Some records:

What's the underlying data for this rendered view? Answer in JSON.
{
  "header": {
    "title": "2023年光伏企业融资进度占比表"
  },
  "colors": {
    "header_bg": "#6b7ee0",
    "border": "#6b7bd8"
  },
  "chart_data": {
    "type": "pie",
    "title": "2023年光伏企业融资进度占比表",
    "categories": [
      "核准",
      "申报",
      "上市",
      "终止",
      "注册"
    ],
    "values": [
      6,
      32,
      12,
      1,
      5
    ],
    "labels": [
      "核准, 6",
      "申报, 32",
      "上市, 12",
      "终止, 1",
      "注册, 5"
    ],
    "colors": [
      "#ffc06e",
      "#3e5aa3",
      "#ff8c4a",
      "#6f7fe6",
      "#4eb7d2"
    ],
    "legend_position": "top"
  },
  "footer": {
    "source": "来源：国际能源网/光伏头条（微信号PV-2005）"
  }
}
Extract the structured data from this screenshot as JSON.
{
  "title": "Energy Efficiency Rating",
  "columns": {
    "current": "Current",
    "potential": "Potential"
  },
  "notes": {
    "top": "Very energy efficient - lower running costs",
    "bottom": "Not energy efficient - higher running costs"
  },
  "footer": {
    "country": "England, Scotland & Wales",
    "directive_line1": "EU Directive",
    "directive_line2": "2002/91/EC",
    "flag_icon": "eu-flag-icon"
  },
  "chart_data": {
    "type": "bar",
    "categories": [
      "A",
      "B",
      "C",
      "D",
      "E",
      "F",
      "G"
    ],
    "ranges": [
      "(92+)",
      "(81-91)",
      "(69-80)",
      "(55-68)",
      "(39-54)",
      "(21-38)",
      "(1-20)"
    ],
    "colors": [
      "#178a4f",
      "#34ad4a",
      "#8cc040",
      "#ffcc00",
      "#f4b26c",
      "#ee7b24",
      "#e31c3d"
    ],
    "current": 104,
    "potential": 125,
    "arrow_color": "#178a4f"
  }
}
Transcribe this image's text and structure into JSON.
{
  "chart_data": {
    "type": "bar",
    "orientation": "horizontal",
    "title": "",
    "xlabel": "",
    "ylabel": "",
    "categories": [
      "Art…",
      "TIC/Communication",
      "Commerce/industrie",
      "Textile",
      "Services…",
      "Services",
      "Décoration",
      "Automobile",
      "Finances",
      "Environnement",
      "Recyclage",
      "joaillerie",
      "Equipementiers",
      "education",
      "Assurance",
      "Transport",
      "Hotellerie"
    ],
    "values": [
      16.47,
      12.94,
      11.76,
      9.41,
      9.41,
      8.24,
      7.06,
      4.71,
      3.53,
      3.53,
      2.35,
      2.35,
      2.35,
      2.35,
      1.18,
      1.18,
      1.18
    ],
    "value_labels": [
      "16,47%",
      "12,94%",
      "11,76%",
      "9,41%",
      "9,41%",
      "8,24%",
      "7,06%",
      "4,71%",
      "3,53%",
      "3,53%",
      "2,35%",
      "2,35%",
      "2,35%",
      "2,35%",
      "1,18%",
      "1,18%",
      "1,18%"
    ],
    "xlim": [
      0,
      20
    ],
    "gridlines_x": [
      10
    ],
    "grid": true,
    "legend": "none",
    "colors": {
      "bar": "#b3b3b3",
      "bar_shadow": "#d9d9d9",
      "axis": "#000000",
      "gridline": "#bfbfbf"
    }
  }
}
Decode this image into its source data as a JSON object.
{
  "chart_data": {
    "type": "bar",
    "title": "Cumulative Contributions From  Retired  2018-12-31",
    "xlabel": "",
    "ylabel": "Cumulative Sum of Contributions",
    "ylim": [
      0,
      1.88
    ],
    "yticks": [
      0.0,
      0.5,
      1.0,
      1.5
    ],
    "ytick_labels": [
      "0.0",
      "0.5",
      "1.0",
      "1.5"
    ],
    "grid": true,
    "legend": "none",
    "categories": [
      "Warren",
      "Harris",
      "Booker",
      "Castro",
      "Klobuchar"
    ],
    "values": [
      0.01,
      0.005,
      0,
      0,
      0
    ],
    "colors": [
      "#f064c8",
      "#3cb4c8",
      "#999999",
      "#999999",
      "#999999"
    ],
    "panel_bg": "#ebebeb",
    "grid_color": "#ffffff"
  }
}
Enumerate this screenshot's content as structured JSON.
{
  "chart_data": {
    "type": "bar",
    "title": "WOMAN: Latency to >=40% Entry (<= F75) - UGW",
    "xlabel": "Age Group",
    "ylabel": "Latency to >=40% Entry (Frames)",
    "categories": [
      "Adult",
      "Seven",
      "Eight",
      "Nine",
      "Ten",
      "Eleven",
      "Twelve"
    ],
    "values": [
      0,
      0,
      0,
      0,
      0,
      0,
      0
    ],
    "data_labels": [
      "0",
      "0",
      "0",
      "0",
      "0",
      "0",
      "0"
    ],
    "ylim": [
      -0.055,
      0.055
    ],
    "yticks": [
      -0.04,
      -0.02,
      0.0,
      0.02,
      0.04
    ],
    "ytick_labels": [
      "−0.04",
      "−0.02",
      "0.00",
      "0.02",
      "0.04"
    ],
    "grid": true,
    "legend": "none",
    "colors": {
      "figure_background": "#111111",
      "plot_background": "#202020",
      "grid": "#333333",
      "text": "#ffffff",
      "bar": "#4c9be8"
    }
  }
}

:: THE TASK ::
Write down every line of the data exactly as it appears above.

:: FINISHED TASK ::
What's the underlying data for this rendered view? Answer in JSON.
{
  "header": {
    "title": "2023年光伏企业融资进度占比表"
  },
  "colors": {
    "header_bg": "#6b7ee0",
    "border": "#6b7bd8"
  },
  "chart_data": {
    "type": "pie",
    "title": "2023年光伏企业融资进度占比表",
    "categories": [
      "核准",
      "申报",
      "上市",
      "终止",
      "注册"
    ],
    "values": [
      6,
      32,
      12,
      1,
      5
    ],
    "labels": [
      "核准, 6",
      "申报, 32",
      "上市, 12",
      "终止, 1",
      "注册, 5"
    ],
    "colors": [
      "#ffc06e",
      "#3e5aa3",
      "#ff8c4a",
      "#6f7fe6",
      "#4eb7d2"
    ],
    "legend_position": "top"
  },
  "footer": {
    "source": "来源：国际能源网/光伏头条（微信号PV-2005）"
  }
}
Extract the structured data from this screenshot as JSON.
{
  "title": "Energy Efficiency Rating",
  "columns": {
    "current": "Current",
    "potential": "Potential"
  },
  "notes": {
    "top": "Very energy efficient - lower running costs",
    "bottom": "Not energy efficient - higher running costs"
  },
  "footer": {
    "country": "England, Scotland & Wales",
    "directive_line1": "EU Directive",
    "directive_line2": "2002/91/EC",
    "flag_icon": "eu-flag-icon"
  },
  "chart_data": {
    "type": "bar",
    "categories": [
      "A",
      "B",
      "C",
      "D",
      "E",
      "F",
      "G"
    ],
    "ranges": [
      "(92+)",
      "(81-91)",
      "(69-80)",
      "(55-68)",
      "(39-54)",
      "(21-38)",
      "(1-20)"
    ],
    "colors": [
      "#178a4f",
      "#34ad4a",
      "#8cc040",
      "#ffcc00",
      "#f4b26c",
      "#ee7b24",
      "#e31c3d"
    ],
    "current": 104,
    "potential": 125,
    "arrow_color": "#178a4f"
  }
}
Transcribe this image's text and structure into JSON.
{
  "chart_data": {
    "type": "bar",
    "orientation": "horizontal",
    "title": "",
    "xlabel": "",
    "ylabel": "",
    "categories": [
      "Art…",
      "TIC/Communication",
      "Commerce/industrie",
      "Textile",
      "Services…",
      "Services",
      "Décoration",
      "Automobile",
      "Finances",
      "Environnement",
      "Recyclage",
      "joaillerie",
      "Equipementiers",
      "education",
      "Assurance",
      "Transport",
      "Hotellerie"
    ],
    "values": [
      16.47,
      12.94,
      11.76,
      9.41,
      9.41,
      8.24,
      7.06,
      4.71,
      3.53,
      3.53,
      2.35,
      2.35,
      2.35,
      2.35,
      1.18,
      1.18,
      1.18
    ],
    "value_labels": [
      "16,47%",
      "12,94%",
      "11,76%",
      "9,41%",
      "9,41%",
      "8,24%",
      "7,06%",
      "4,71%",
      "3,53%",
      "3,53%",
      "2,35%",
      "2,35%",
      "2,35%",
      "2,35%",
      "1,18%",
      "1,18%",
      "1,18%"
    ],
    "xlim": [
      0,
      20
    ],
    "gridlines_x": [
      10
    ],
    "grid": true,
    "legend": "none",
    "colors": {
      "bar": "#b3b3b3",
      "bar_shadow": "#d9d9d9",
      "axis": "#000000",
      "gridline": "#bfbfbf"
    }
  }
}
Decode this image into its source data as a JSON object.
{
  "chart_data": {
    "type": "bar",
    "title": "Cumulative Contributions From  Retired  2018-12-31",
    "xlabel": "",
    "ylabel": "Cumulative Sum of Contributions",
    "ylim": [
      0,
      1.88
    ],
    "yticks": [
      0.0,
      0.5,
      1.0,
      1.5
    ],
    "ytick_labels": [
      "0.0",
      "0.5",
      "1.0",
      "1.5"
    ],
    "grid": true,
    "legend": "none",
    "categories": [
      "Warren",
      "Harris",
      "Booker",
      "Castro",
      "Klobuchar"
    ],
    "values": [
      0.01,
      0.005,
      0,
      0,
      0
    ],
    "colors": [
      "#f064c8",
      "#3cb4c8",
      "#999999",
      "#999999",
      "#999999"
    ],
    "panel_bg": "#ebebeb",
    "grid_color": "#ffffff"
  }
}
Enumerate this screenshot's content as structured JSON.
{
  "chart_data": {
    "type": "bar",
    "title": "WOMAN: Latency to >=40% Entry (<= F75) - UGW",
    "xlabel": "Age Group",
    "ylabel": "Latency to >=40% Entry (Frames)",
    "categories": [
      "Adult",
      "Seven",
      "Eight",
      "Nine",
      "Ten",
      "Eleven",
      "Twelve"
    ],
    "values": [
      0,
      0,
      0,
      0,
      0,
      0,
      0
    ],
    "data_labels": [
      "0",
      "0",
      "0",
      "0",
      "0",
      "0",
      "0"
    ],
    "ylim": [
      -0.055,
      0.055
    ],
    "yticks": [
      -0.04,
      -0.02,
      0.0,
      0.02,
      0.04
    ],
    "ytick_labels": [
      "−0.04",
      "−0.02",
      "0.00",
      "0.02",
      "0.04"
    ],
    "grid": true,
    "legend": "none",
    "colors": {
      "figure_background": "#111111",
      "plot_background": "#202020",
      "grid": "#333333",
      "text": "#ffffff",
      "bar": "#4c9be8"
    }
  }
}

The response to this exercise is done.